■ What to do ■
Every entry needs to be reproduced exactly.

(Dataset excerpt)
===============
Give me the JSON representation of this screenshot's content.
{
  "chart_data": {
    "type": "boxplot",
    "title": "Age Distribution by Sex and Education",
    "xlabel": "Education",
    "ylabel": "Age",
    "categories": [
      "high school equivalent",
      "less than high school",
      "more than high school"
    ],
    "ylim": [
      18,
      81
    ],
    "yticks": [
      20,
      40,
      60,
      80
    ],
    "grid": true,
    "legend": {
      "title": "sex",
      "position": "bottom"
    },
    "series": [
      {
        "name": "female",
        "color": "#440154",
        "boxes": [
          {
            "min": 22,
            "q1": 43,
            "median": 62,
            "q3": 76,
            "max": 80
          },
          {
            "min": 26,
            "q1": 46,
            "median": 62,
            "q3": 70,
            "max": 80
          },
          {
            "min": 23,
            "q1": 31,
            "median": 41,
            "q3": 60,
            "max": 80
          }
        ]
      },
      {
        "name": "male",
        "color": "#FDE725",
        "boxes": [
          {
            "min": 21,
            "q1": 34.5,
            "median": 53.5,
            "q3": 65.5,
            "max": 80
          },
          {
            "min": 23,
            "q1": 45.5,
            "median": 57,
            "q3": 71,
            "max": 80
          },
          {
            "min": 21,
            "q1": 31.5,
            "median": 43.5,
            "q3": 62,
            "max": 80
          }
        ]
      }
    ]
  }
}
===============
■ Solution ■
Give me the JSON representation of this screenshot's content.
{
  "chart_data": {
    "type": "boxplot",
    "title": "Age Distribution by Sex and Education",
    "xlabel": "Education",
    "ylabel": "Age",
    "categories": [
      "high school equivalent",
      "less than high school",
      "more than high school"
    ],
    "ylim": [
      18,
      81
    ],
    "yticks": [
      20,
      40,
      60,
      80
    ],
    "grid": true,
    "legend": {
      "title": "sex",
      "position": "bottom"
    },
    "series": [
      {
        "name": "female",
        "color": "#440154",
        "boxes": [
          {
            "min": 22,
            "q1": 43,
            "median": 62,
            "q3": 76,
            "max": 80
          },
          {
            "min": 26,
            "q1": 46,
            "median": 62,
            "q3": 70,
            "max": 80
          },
          {
            "min": 23,
            "q1": 31,
            "median": 41,
            "q3": 60,
            "max": 80
          }
        ]
      },
      {
        "name": "male",
        "color": "#FDE725",
        "boxes": [
          {
            "min": 21,
            "q1": 34.5,
            "median": 53.5,
            "q3": 65.5,
            "max": 80
          },
          {
            "min": 23,
            "q1": 45.5,
            "median": 57,
            "q3": 71,
            "max": 80
          },
          {
            "min": 21,
            "q1": 31.5,
            "median": 43.5,
            "q3": 62,
            "max": 80
          }
        ]
      }
    ]
  }
}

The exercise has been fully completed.